Return a copy of every line in the records that includes the word "sens".

A block of data:
────────────────
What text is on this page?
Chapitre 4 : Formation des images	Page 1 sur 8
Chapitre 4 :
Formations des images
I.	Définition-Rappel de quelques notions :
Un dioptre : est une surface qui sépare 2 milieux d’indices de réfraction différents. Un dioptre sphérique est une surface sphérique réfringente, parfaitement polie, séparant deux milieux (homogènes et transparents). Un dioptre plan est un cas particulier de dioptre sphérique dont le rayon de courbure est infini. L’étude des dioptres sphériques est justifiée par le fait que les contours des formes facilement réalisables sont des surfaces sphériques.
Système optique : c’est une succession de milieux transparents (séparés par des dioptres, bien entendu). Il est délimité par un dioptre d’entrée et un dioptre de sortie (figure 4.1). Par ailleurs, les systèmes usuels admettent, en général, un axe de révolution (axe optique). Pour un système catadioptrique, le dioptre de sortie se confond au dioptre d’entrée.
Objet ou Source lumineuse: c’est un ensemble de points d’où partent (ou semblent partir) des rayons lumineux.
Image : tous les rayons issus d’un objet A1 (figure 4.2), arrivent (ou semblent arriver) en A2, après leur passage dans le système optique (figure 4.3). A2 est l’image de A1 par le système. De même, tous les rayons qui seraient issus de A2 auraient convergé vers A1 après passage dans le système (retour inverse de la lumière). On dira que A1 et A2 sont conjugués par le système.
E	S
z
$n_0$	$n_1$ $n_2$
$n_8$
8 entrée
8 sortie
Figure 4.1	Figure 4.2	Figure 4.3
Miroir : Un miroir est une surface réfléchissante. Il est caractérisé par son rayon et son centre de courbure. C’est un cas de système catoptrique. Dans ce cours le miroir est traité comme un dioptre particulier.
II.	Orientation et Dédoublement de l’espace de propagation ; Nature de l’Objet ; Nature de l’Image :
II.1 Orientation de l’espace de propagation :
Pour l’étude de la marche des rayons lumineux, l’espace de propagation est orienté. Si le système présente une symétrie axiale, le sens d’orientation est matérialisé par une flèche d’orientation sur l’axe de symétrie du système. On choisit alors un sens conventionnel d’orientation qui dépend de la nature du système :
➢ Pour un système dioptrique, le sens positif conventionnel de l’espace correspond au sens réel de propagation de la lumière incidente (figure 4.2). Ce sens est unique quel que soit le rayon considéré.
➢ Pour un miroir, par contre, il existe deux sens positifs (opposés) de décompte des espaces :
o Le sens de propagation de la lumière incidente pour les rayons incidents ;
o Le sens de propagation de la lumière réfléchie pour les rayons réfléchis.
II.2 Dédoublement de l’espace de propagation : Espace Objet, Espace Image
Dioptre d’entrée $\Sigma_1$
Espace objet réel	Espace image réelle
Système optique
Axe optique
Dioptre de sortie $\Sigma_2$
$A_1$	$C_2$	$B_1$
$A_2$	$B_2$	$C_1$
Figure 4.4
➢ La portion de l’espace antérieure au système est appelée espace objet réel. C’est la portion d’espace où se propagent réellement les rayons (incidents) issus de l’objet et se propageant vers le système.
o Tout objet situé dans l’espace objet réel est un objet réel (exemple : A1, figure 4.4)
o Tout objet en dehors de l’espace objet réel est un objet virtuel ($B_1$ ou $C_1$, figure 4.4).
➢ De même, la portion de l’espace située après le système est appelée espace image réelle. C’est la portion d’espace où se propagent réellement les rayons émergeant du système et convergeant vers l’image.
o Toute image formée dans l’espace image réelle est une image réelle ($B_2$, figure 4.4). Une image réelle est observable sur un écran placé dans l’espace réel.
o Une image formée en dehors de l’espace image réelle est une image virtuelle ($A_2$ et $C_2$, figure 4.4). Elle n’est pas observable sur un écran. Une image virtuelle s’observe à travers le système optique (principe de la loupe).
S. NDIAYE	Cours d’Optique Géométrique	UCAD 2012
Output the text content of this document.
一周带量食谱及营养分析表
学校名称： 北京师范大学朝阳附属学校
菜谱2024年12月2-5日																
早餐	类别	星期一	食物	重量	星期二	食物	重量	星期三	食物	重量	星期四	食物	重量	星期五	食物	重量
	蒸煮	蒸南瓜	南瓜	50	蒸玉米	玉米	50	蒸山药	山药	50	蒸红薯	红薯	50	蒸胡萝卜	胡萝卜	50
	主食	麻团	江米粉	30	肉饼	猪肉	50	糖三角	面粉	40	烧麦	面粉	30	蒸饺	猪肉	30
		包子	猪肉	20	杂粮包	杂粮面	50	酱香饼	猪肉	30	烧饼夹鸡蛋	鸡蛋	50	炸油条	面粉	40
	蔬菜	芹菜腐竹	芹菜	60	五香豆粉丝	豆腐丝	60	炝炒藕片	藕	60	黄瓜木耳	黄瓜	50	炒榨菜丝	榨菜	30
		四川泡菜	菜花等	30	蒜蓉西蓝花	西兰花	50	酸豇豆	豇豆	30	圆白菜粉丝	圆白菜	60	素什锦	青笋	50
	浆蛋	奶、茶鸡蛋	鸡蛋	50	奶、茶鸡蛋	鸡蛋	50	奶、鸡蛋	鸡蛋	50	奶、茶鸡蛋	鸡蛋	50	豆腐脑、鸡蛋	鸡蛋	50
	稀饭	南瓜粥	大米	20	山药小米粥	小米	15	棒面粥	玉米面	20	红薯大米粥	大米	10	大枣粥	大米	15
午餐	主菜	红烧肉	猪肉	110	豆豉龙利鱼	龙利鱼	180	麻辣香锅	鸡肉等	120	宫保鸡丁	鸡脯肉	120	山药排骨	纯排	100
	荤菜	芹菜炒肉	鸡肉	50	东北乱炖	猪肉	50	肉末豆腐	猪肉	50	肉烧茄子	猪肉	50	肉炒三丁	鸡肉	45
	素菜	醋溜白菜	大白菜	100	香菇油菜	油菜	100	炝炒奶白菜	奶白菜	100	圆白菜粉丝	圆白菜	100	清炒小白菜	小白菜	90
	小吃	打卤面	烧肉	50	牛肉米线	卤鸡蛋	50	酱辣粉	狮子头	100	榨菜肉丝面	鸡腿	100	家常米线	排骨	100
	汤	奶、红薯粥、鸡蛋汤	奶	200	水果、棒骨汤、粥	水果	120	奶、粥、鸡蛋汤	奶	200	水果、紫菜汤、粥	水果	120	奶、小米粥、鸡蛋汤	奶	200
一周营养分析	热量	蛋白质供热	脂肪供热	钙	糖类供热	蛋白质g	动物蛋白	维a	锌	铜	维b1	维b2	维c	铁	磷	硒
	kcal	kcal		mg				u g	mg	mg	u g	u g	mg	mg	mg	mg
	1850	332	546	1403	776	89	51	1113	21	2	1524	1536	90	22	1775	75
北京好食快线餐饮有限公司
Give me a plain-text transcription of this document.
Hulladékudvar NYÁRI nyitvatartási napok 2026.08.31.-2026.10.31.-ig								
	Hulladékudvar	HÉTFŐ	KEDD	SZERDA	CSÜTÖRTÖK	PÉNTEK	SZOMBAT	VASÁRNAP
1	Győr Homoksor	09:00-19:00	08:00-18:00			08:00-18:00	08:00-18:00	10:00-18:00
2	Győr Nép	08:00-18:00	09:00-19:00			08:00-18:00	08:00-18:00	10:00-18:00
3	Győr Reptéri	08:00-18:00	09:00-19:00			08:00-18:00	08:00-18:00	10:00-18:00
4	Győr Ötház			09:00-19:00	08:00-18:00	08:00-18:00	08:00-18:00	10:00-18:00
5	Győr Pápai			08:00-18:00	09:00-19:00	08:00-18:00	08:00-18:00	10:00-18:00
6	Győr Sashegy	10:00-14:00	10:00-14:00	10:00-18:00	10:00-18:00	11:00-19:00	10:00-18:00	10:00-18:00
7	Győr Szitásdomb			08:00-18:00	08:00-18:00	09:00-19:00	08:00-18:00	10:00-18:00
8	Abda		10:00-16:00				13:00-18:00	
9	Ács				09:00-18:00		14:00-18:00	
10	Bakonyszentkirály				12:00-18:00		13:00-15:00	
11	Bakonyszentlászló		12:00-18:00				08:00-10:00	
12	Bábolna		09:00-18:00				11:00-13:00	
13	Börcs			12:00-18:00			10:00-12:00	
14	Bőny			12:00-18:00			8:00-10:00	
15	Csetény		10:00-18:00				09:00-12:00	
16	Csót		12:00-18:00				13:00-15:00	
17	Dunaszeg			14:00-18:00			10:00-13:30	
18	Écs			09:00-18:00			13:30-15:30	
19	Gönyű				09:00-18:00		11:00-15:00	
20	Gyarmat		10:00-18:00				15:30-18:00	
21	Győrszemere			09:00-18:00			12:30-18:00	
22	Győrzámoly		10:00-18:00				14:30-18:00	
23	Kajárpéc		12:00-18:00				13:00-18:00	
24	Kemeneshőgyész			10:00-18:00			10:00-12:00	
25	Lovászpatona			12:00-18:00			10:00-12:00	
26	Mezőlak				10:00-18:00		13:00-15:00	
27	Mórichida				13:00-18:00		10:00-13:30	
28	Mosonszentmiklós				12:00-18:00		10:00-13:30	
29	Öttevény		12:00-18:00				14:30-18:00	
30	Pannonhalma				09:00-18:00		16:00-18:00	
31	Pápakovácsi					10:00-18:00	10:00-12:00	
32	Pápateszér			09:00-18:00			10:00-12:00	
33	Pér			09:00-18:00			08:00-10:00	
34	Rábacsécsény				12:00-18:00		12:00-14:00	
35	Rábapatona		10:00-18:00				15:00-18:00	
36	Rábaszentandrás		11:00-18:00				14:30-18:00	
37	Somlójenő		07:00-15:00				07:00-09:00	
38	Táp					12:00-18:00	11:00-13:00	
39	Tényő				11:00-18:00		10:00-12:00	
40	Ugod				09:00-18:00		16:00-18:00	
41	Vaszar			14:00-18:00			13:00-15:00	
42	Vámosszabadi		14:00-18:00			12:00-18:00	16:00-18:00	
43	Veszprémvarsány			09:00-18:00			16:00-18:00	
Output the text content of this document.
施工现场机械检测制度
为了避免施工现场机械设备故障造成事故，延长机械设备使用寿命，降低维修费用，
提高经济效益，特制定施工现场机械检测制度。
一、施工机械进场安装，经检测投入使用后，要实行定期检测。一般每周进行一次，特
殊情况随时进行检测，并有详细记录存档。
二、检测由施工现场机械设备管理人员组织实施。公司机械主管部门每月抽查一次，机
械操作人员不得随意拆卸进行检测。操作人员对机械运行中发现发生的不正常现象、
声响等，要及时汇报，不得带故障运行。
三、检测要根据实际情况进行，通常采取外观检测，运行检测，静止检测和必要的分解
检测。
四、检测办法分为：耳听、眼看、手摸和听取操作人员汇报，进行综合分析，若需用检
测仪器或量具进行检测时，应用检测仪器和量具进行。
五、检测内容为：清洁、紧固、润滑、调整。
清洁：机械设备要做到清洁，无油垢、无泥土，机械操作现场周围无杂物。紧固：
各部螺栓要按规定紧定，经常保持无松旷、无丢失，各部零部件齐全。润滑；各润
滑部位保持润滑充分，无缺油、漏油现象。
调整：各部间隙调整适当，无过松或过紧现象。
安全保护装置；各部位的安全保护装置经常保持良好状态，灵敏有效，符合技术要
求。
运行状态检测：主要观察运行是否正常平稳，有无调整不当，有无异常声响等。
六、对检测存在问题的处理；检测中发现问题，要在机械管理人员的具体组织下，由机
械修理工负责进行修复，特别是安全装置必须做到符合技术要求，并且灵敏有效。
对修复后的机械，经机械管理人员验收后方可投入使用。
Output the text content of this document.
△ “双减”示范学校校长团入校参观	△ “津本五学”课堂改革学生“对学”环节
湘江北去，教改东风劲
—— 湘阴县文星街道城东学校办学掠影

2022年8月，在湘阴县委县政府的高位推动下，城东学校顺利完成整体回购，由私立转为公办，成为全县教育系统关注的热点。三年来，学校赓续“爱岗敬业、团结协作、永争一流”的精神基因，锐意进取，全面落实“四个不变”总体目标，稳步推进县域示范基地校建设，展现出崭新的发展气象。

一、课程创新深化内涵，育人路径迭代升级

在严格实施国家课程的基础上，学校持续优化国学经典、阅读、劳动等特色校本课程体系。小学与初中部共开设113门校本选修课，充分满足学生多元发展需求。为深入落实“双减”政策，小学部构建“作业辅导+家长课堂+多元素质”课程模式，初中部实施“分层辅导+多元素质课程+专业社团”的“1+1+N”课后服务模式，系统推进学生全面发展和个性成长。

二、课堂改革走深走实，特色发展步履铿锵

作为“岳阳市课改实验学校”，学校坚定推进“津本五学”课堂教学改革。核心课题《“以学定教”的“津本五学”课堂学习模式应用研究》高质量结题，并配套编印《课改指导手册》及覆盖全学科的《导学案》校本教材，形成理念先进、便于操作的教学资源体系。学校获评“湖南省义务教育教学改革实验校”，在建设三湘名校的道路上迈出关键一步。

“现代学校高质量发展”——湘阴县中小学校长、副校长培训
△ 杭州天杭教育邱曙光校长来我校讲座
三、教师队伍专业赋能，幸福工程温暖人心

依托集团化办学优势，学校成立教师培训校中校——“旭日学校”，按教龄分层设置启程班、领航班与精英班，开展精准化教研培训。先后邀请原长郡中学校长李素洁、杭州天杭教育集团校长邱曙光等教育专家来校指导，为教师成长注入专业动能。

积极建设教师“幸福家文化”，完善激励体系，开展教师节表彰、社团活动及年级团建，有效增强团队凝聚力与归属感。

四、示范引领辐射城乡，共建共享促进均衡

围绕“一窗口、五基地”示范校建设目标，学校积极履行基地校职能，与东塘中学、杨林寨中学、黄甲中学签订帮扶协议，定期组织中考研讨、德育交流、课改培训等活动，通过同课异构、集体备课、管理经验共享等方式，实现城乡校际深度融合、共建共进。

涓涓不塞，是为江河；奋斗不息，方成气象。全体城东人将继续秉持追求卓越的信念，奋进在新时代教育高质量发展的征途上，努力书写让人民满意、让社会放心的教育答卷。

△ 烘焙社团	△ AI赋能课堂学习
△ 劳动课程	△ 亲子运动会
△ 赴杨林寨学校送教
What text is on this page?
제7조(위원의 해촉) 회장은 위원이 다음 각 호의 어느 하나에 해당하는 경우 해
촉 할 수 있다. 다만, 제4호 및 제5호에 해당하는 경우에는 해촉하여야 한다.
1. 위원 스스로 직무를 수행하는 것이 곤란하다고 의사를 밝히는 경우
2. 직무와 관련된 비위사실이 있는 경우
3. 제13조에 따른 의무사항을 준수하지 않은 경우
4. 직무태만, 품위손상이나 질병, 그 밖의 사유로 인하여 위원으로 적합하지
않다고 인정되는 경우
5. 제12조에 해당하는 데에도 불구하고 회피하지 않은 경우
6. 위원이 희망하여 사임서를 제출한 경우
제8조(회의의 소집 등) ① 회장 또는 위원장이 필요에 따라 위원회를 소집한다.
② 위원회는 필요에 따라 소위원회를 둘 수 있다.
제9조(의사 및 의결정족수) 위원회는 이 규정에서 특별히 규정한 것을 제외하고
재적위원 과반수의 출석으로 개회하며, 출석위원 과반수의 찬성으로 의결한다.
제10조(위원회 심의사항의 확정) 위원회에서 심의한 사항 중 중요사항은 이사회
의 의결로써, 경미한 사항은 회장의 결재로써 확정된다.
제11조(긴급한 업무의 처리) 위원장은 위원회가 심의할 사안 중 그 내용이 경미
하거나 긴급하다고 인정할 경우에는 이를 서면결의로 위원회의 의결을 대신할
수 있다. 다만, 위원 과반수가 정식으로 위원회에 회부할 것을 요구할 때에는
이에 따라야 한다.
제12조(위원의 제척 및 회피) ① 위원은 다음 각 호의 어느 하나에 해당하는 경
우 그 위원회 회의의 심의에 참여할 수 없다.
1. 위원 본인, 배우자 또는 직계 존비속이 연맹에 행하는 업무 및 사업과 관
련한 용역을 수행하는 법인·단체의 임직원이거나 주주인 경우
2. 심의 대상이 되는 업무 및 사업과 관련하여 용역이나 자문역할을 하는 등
────────────────
**Full output**
Pour l’étude de la marche des rayons lumineux, l’espace de propagation est orienté. Si le système présente une symétrie axiale, le sens d’orientation est matérialisé par une flèche d’orientation sur l’axe de symétrie du système. On choisit alors un sens conventionnel d’orientation qui dépend de la nature du système :
➢ Pour un système dioptrique, le sens positif conventionnel de l’espace correspond au sens réel de propagation de la lumière incidente (figure 4.2). Ce sens est unique quel que soit le rayon considéré.
➢ Pour un miroir, par contre, il existe deux sens positifs (opposés) de décompte des espaces :
o Le sens de propagation de la lumière incidente pour les rayons incidents ;
o Le sens de propagation de la lumière réfléchie pour les rayons réfléchis.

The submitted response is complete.